→ **WHAT YOU NEED TO DO**
Search the records for the word "during" and report each line that has it.

→ **PROVIDED DATA**
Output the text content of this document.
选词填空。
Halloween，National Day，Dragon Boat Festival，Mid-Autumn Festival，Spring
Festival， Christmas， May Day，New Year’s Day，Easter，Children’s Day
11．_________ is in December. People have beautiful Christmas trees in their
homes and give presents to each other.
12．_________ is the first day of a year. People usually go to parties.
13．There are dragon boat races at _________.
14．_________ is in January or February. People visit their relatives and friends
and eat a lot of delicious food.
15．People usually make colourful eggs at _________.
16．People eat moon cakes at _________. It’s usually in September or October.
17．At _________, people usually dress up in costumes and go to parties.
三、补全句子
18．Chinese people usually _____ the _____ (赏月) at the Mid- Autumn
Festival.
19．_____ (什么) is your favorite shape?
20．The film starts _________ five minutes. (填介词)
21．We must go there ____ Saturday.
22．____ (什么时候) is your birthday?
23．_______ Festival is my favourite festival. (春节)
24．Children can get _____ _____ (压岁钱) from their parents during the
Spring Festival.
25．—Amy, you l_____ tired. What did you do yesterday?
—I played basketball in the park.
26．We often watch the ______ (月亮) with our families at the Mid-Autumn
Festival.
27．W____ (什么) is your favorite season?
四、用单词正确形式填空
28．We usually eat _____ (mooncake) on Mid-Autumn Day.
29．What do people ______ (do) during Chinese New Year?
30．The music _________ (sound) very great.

→ **RESPONSE TO THE EXERCISE**
24．Children can get _____ _____ (压岁钱) from their parents during the
29．What do people ______ (do) during Chinese New Year?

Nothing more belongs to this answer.